Written problem
Every line of the material is to be repeated exactly as it stands.

Data provided
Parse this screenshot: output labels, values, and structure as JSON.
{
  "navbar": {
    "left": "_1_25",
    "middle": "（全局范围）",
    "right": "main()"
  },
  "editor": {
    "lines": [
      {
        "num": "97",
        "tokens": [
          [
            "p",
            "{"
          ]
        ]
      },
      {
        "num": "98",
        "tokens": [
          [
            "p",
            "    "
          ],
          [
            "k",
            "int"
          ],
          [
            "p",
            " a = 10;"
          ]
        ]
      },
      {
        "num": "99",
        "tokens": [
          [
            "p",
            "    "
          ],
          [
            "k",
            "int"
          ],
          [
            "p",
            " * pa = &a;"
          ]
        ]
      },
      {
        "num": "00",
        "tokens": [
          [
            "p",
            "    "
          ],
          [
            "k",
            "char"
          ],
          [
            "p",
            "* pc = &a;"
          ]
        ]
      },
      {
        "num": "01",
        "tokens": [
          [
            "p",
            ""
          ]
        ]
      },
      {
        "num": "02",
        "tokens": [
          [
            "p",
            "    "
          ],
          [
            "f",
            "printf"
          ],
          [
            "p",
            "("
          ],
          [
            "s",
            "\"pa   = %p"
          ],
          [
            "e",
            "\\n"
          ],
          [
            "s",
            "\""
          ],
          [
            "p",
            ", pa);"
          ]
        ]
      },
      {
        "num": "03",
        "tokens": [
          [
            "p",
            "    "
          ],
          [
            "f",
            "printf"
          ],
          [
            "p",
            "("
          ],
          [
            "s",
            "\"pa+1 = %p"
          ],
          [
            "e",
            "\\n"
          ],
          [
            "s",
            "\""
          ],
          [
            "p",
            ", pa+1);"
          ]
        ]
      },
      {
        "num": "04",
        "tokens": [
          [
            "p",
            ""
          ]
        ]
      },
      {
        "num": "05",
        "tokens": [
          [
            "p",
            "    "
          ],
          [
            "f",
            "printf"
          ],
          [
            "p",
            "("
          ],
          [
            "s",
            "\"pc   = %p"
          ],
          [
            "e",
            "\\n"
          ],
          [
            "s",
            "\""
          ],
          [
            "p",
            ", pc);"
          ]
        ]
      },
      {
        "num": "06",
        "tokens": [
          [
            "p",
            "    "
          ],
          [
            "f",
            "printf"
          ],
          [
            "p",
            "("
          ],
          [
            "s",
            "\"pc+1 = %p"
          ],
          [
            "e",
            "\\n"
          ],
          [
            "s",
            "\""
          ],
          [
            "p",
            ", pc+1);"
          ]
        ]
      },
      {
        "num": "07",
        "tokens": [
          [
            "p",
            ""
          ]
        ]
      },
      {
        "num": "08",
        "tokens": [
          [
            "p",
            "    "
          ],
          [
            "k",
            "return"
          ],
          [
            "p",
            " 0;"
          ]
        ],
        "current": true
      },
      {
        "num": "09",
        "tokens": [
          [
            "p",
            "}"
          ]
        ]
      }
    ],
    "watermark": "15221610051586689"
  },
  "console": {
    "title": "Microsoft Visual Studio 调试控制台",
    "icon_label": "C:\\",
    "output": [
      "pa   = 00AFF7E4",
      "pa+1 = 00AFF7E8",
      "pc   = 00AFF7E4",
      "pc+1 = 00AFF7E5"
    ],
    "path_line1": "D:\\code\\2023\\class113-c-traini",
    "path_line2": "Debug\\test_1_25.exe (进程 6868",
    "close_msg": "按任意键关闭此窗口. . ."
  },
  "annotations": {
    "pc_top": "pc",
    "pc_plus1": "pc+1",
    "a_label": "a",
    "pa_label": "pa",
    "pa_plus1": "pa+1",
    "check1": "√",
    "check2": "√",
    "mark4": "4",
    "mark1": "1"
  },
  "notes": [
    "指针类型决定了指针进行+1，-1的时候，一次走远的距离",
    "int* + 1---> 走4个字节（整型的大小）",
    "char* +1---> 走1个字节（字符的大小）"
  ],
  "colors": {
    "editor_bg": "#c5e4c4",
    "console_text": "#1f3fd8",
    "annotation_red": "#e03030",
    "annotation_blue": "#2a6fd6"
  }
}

Worked solution
Parse this screenshot: output labels, values, and structure as JSON.
{
  "navbar": {
    "left": "_1_25",
    "middle": "（全局范围）",
    "right": "main()"
  },
  "editor": {
    "lines": [
      {
        "num": "97",
        "tokens": [
          [
            "p",
            "{"
          ]
        ]
      },
      {
        "num": "98",
        "tokens": [
          [
            "p",
            "    "
          ],
          [
            "k",
            "int"
          ],
          [
            "p",
            " a = 10;"
          ]
        ]
      },
      {
        "num": "99",
        "tokens": [
          [
            "p",
            "    "
          ],
          [
            "k",
            "int"
          ],
          [
            "p",
            " * pa = &a;"
          ]
        ]
      },
      {
        "num": "00",
        "tokens": [
          [
            "p",
            "    "
          ],
          [
            "k",
            "char"
          ],
          [
            "p",
            "* pc = &a;"
          ]
        ]
      },
      {
        "num": "01",
        "tokens": [
          [
            "p",
            ""
          ]
        ]
      },
      {
        "num": "02",
        "tokens": [
          [
            "p",
            "    "
          ],
          [
            "f",
            "printf"
          ],
          [
            "p",
            "("
          ],
          [
            "s",
            "\"pa   = %p"
          ],
          [
            "e",
            "\\n"
          ],
          [
            "s",
            "\""
          ],
          [
            "p",
            ", pa);"
          ]
        ]
      },
      {
        "num": "03",
        "tokens": [
          [
            "p",
            "    "
          ],
          [
            "f",
            "printf"
          ],
          [
            "p",
            "("
          ],
          [
            "s",
            "\"pa+1 = %p"
          ],
          [
            "e",
            "\\n"
          ],
          [
            "s",
            "\""
          ],
          [
            "p",
            ", pa+1);"
          ]
        ]
      },
      {
        "num": "04",
        "tokens": [
          [
            "p",
            ""
          ]
        ]
      },
      {
        "num": "05",
        "tokens": [
          [
            "p",
            "    "
          ],
          [
            "f",
            "printf"
          ],
          [
            "p",
            "("
          ],
          [
            "s",
            "\"pc   = %p"
          ],
          [
            "e",
            "\\n"
          ],
          [
            "s",
            "\""
          ],
          [
            "p",
            ", pc);"
          ]
        ]
      },
      {
        "num": "06",
        "tokens": [
          [
            "p",
            "    "
          ],
          [
            "f",
            "printf"
          ],
          [
            "p",
            "("
          ],
          [
            "s",
            "\"pc+1 = %p"
          ],
          [
            "e",
            "\\n"
          ],
          [
            "s",
            "\""
          ],
          [
            "p",
            ", pc+1);"
          ]
        ]
      },
      {
        "num": "07",
        "tokens": [
          [
            "p",
            ""
          ]
        ]
      },
      {
        "num": "08",
        "tokens": [
          [
            "p",
            "    "
          ],
          [
            "k",
            "return"
          ],
          [
            "p",
            " 0;"
          ]
        ],
        "current": true
      },
      {
        "num": "09",
        "tokens": [
          [
            "p",
            "}"
          ]
        ]
      }
    ],
    "watermark": "15221610051586689"
  },
  "console": {
    "title": "Microsoft Visual Studio 调试控制台",
    "icon_label": "C:\\",
    "output": [
      "pa   = 00AFF7E4",
      "pa+1 = 00AFF7E8",
      "pc   = 00AFF7E4",
      "pc+1 = 00AFF7E5"
    ],
    "path_line1": "D:\\code\\2023\\class113-c-traini",
    "path_line2": "Debug\\test_1_25.exe (进程 6868",
    "close_msg": "按任意键关闭此窗口. . ."
  },
  "annotations": {
    "pc_top": "pc",
    "pc_plus1": "pc+1",
    "a_label": "a",
    "pa_label": "pa",
    "pa_plus1": "pa+1",
    "check1": "√",
    "check2": "√",
    "mark4": "4",
    "mark1": "1"
  },
  "notes": [
    "指针类型决定了指针进行+1，-1的时候，一次走远的距离",
    "int* + 1---> 走4个字节（整型的大小）",
    "char* +1---> 走1个字节（字符的大小）"
  ],
  "colors": {
    "editor_bg": "#c5e4c4",
    "console_text": "#1f3fd8",
    "annotation_red": "#e03030",
    "annotation_blue": "#2a6fd6"
  }
}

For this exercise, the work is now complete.